Short exercise:
Look for the string "color" in every line, and copy each line that has it.
### Supplied records
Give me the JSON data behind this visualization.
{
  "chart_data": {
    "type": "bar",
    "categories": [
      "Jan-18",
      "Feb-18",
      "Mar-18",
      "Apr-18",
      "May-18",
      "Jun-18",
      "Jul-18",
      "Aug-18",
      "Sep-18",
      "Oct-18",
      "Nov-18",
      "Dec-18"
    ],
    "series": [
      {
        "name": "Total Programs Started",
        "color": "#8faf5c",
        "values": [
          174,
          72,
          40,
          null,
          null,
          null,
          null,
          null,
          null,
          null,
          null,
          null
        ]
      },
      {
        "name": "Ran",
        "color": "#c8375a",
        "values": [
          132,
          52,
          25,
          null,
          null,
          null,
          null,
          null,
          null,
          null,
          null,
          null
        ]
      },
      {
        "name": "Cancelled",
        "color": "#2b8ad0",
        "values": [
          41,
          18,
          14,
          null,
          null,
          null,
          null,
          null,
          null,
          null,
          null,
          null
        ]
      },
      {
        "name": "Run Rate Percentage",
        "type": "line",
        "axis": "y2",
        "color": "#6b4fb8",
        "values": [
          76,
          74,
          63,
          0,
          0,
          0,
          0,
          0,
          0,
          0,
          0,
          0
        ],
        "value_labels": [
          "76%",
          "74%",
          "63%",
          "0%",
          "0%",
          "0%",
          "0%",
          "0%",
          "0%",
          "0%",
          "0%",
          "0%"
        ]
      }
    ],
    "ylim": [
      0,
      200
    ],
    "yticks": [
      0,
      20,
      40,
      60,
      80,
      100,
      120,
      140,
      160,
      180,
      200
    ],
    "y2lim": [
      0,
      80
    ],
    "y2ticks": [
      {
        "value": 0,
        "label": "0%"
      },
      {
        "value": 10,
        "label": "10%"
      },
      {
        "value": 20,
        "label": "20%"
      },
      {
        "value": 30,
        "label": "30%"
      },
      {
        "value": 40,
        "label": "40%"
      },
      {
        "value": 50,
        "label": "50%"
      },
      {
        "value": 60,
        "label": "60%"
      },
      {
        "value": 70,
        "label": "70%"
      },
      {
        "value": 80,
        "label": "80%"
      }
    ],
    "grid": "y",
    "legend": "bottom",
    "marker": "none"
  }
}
######
Answer for this exercise:
        "color": "#8faf5c",
        "color": "#c8375a",
        "color": "#2b8ad0",
        "color": "#6b4fb8",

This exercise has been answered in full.